THE TASK:
Pick out the lines in the listing below that contain the word "půdy" and copy them.
____ INFORMATION SHOWN
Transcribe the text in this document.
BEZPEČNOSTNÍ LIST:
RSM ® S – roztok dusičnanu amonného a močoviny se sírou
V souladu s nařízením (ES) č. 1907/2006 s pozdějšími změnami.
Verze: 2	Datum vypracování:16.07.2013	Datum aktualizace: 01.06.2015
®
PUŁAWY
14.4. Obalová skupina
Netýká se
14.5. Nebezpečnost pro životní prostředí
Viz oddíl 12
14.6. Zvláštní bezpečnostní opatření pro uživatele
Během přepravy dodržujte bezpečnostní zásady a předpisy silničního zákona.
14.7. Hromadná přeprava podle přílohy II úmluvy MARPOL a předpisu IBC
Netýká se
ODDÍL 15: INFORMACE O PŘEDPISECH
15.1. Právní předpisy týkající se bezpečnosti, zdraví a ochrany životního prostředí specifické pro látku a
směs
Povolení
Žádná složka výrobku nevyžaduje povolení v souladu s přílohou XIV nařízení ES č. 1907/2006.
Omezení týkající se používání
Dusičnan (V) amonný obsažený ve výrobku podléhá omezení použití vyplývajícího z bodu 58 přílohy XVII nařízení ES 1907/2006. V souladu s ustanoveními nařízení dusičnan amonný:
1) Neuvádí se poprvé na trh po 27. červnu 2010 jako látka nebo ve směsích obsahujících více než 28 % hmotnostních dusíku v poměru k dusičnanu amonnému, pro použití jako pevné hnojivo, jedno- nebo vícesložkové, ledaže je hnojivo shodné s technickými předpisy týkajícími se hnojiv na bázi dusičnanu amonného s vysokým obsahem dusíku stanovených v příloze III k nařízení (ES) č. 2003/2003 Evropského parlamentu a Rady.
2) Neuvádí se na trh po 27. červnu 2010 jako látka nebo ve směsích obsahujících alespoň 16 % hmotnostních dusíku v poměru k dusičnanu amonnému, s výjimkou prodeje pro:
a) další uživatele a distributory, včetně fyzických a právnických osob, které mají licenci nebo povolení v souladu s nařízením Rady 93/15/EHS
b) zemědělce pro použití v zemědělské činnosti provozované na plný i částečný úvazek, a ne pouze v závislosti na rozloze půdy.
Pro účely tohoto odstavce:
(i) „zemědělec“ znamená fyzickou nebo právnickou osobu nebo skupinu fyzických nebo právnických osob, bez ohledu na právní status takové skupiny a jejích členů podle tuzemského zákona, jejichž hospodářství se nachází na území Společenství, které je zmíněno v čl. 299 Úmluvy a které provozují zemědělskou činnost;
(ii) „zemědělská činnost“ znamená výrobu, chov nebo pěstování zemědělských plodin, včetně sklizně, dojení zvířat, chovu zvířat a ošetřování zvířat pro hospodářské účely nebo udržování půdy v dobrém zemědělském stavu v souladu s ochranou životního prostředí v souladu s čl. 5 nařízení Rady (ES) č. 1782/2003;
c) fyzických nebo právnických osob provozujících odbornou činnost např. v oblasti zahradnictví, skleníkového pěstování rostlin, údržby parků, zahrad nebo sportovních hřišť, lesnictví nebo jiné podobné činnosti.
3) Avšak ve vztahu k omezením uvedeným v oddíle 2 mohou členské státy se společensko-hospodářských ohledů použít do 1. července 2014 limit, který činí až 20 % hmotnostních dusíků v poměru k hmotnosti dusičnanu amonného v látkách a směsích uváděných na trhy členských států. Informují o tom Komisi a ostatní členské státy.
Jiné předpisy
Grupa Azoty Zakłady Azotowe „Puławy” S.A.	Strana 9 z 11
________
TASK ANSWER:
b) zemědělce pro použití v zemědělské činnosti provozované na plný i částečný úvazek, a ne pouze v závislosti na rozloze půdy.
(ii) „zemědělská činnost“ znamená výrobu, chov nebo pěstování zemědělských plodin, včetně sklizně, dojení zvířat, chovu zvířat a ošetřování zvířat pro hospodářské účely nebo udržování půdy v dobrém zemědělském stavu v souladu s ochranou životního prostředí v souladu s čl. 5 nařízení Rady (ES) č. 1782/2003;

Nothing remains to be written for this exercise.